* SET TASK
Using the records that follow, copy every line containing the word "odděleně".

* STORED ROWS
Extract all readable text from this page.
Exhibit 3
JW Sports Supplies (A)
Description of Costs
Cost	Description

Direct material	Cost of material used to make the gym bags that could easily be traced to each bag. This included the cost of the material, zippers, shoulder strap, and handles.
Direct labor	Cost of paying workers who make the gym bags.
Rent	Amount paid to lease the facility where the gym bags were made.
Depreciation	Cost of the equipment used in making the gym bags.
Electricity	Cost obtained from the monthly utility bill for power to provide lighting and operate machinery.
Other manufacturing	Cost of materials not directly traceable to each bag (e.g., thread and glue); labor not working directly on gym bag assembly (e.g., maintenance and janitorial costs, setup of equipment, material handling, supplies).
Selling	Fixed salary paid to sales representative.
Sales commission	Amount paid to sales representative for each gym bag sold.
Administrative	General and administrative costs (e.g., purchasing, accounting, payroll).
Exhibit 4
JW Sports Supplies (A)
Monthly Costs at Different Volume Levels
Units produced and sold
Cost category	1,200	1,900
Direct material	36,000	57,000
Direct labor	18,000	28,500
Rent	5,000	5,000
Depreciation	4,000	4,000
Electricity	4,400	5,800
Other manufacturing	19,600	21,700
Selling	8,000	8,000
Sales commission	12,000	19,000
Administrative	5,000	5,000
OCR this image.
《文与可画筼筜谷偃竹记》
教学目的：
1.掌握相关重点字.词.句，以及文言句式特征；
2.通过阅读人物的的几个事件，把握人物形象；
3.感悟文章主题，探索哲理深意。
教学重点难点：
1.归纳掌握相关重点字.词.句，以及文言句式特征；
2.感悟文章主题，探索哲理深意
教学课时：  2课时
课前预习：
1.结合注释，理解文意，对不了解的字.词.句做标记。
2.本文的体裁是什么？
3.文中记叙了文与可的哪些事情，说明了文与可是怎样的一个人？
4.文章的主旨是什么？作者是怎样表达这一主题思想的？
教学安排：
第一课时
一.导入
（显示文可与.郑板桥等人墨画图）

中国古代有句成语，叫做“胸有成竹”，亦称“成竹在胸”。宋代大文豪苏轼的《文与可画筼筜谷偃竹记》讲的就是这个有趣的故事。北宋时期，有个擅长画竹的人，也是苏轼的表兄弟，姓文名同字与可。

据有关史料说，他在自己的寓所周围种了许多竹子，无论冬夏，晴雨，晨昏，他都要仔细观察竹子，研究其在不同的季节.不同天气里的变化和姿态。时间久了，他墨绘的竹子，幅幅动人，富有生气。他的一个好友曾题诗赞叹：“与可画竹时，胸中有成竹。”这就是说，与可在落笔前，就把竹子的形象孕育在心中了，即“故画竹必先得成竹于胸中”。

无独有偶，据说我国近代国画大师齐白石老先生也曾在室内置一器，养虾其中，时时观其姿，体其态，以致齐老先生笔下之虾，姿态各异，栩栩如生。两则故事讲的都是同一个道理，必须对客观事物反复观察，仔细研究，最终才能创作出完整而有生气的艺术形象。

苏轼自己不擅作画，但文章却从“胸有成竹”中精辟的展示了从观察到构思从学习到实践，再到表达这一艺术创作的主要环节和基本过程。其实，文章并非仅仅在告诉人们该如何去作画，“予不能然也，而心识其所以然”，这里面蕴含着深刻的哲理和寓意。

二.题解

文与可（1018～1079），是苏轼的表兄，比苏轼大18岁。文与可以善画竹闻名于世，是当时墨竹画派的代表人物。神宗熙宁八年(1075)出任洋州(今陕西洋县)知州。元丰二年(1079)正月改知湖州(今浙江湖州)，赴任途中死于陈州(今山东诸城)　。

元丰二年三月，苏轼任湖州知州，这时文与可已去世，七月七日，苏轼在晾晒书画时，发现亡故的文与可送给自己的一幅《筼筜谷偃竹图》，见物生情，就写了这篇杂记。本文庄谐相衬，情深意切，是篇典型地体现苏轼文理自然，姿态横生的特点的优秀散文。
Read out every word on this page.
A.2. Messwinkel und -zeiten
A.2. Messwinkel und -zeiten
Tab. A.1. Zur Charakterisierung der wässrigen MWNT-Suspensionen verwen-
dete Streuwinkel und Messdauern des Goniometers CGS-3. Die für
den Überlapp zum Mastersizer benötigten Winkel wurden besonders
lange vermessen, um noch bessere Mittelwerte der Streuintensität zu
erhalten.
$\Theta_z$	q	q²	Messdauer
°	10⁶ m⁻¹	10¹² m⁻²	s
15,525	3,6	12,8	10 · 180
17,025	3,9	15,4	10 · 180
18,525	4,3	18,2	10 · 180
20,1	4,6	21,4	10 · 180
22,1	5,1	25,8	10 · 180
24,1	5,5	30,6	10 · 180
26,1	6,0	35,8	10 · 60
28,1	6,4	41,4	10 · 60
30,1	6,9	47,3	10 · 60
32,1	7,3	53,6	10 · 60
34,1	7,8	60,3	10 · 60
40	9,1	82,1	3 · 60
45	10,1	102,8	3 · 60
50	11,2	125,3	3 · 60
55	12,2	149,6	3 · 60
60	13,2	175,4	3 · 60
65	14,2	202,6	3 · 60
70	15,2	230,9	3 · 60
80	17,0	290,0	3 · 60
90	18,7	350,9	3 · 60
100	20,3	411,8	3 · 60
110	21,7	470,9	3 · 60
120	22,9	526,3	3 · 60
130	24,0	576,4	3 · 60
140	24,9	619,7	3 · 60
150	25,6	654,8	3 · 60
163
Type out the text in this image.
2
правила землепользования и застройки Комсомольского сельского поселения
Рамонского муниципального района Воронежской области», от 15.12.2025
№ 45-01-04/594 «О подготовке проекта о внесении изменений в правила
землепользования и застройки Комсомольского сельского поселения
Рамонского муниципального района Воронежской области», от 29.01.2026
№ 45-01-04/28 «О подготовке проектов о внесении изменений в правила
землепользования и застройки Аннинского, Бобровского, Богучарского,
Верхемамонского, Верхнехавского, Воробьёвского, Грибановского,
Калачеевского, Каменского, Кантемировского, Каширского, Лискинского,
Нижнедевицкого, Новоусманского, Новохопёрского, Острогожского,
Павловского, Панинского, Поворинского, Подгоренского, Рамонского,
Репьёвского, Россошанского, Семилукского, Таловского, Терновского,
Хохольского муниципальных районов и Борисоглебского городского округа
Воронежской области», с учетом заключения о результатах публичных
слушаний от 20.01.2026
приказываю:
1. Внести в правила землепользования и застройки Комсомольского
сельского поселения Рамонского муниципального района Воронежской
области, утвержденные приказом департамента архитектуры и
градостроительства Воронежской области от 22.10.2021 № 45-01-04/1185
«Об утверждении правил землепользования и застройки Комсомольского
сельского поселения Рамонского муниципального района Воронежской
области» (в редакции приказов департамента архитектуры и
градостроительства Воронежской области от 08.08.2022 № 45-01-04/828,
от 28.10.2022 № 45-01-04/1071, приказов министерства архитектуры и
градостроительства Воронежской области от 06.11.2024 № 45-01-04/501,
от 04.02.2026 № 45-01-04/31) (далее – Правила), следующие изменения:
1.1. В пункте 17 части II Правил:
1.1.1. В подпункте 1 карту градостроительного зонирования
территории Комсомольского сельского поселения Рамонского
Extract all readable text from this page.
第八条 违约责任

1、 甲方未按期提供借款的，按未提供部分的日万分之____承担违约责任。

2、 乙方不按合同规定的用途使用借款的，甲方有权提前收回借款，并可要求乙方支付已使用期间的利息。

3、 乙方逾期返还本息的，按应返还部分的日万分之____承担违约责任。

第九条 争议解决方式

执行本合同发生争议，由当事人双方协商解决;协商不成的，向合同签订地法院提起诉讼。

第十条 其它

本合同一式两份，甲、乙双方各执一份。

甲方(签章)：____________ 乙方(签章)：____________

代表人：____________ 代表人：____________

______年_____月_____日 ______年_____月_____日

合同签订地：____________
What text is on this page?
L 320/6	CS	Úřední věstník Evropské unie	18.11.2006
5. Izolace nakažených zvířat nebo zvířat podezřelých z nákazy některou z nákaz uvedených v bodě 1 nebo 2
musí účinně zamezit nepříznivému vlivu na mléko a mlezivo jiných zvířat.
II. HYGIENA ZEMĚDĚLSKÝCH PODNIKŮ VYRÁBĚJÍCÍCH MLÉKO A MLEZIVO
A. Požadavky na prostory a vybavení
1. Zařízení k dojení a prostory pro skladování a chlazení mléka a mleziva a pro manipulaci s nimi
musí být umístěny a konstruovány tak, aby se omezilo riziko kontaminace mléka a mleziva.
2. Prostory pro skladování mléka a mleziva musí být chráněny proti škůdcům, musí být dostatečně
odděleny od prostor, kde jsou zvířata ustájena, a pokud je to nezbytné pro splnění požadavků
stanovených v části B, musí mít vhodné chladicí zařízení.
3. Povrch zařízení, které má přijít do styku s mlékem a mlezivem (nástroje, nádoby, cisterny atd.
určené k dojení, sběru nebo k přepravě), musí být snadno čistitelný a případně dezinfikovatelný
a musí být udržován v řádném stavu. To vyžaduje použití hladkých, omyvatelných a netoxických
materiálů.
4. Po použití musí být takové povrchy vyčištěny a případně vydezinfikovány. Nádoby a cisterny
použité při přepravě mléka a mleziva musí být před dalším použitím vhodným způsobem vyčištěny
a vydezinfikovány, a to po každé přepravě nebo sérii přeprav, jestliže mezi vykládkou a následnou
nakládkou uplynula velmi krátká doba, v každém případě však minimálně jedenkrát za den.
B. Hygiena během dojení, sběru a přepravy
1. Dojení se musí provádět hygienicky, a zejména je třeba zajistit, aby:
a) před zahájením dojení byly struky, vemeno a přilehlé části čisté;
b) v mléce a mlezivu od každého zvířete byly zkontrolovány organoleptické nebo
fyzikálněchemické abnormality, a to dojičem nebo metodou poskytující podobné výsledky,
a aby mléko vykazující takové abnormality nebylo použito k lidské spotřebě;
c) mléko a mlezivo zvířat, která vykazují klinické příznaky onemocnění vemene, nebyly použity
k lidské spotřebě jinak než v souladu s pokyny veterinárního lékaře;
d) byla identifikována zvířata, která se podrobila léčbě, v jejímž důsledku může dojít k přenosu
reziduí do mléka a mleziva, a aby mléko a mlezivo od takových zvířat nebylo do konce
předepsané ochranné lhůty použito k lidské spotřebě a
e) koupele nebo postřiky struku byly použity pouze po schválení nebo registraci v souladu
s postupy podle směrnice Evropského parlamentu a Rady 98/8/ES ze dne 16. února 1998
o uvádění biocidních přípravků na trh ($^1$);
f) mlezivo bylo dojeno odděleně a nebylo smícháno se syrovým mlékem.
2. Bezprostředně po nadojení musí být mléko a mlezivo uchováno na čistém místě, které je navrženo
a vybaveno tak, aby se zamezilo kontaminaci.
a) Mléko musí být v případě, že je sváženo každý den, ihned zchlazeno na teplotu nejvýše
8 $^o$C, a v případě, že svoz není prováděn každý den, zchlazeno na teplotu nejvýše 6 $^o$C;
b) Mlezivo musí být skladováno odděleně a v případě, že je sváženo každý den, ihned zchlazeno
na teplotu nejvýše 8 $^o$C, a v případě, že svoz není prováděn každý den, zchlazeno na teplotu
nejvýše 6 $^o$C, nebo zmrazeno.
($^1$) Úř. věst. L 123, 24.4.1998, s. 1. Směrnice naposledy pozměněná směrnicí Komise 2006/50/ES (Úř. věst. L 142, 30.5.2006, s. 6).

* RESPONSE TO THIS EXERCISE
f) mlezivo bylo dojeno odděleně a nebylo smícháno se syrovým mlékem.
b) Mlezivo musí být skladováno odděleně a v případě, že je sváženo každý den, ihned zchlazeno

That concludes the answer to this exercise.